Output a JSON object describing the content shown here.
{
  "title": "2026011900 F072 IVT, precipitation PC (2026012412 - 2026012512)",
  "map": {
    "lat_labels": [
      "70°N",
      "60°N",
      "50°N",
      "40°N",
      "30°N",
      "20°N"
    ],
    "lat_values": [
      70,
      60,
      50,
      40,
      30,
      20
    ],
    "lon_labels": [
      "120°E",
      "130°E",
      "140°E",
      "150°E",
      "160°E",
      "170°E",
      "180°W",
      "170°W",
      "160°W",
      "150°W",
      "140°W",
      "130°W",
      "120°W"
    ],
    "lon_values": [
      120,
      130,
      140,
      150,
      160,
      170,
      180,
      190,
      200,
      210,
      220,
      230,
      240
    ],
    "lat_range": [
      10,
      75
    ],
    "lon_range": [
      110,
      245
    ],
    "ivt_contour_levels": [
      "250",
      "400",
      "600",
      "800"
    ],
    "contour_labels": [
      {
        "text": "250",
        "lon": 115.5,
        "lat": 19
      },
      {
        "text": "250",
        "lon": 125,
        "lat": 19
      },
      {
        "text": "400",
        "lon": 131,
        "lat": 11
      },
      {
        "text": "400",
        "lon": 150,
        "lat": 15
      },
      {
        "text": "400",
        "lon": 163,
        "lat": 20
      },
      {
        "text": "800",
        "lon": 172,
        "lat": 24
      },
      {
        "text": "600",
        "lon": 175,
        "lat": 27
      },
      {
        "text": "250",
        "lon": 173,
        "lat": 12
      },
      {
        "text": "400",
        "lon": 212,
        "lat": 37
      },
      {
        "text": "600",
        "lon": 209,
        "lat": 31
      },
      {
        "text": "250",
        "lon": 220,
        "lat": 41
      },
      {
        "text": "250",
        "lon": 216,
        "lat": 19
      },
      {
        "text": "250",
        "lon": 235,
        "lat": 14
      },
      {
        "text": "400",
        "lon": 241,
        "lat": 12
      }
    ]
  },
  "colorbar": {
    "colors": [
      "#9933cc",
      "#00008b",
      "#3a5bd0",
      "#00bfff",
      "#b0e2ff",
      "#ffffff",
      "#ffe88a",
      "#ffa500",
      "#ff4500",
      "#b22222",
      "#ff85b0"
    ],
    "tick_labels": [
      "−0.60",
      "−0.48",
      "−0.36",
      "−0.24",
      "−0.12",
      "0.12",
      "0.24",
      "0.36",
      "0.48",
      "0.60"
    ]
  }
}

:::

Task objective :: Would you reproduce all the entries exactly?

Output for this task ::
Output a JSON object describing the content shown here.
{
  "title": "2026011900 F072 IVT, precipitation PC (2026012412 - 2026012512)",
  "map": {
    "lat_labels": [
      "70°N",
      "60°N",
      "50°N",
      "40°N",
      "30°N",
      "20°N"
    ],
    "lat_values": [
      70,
      60,
      50,
      40,
      30,
      20
    ],
    "lon_labels": [
      "120°E",
      "130°E",
      "140°E",
      "150°E",
      "160°E",
      "170°E",
      "180°W",
      "170°W",
      "160°W",
      "150°W",
      "140°W",
      "130°W",
      "120°W"
    ],
    "lon_values": [
      120,
      130,
      140,
      150,
      160,
      170,
      180,
      190,
      200,
      210,
      220,
      230,
      240
    ],
    "lat_range": [
      10,
      75
    ],
    "lon_range": [
      110,
      245
    ],
    "ivt_contour_levels": [
      "250",
      "400",
      "600",
      "800"
    ],
    "contour_labels": [
      {
        "text": "250",
        "lon": 115.5,
        "lat": 19
      },
      {
        "text": "250",
        "lon": 125,
        "lat": 19
      },
      {
        "text": "400",
        "lon": 131,
        "lat": 11
      },
      {
        "text": "400",
        "lon": 150,
        "lat": 15
      },
      {
        "text": "400",
        "lon": 163,
        "lat": 20
      },
      {
        "text": "800",
        "lon": 172,
        "lat": 24
      },
      {
        "text": "600",
        "lon": 175,
        "lat": 27
      },
      {
        "text": "250",
        "lon": 173,
        "lat": 12
      },
      {
        "text": "400",
        "lon": 212,
        "lat": 37
      },
      {
        "text": "600",
        "lon": 209,
        "lat": 31
      },
      {
        "text": "250",
        "lon": 220,
        "lat": 41
      },
      {
        "text": "250",
        "lon": 216,
        "lat": 19
      },
      {
        "text": "250",
        "lon": 235,
        "lat": 14
      },
      {
        "text": "400",
        "lon": 241,
        "lat": 12
      }
    ]
  },
  "colorbar": {
    "colors": [
      "#9933cc",
      "#00008b",
      "#3a5bd0",
      "#00bfff",
      "#b0e2ff",
      "#ffffff",
      "#ffe88a",
      "#ffa500",
      "#ff4500",
      "#b22222",
      "#ff85b0"
    ],
    "tick_labels": [
      "−0.60",
      "−0.48",
      "−0.36",
      "−0.24",
      "−0.12",
      "0.12",
      "0.24",
      "0.36",
      "0.48",
      "0.60"
    ]
  }
}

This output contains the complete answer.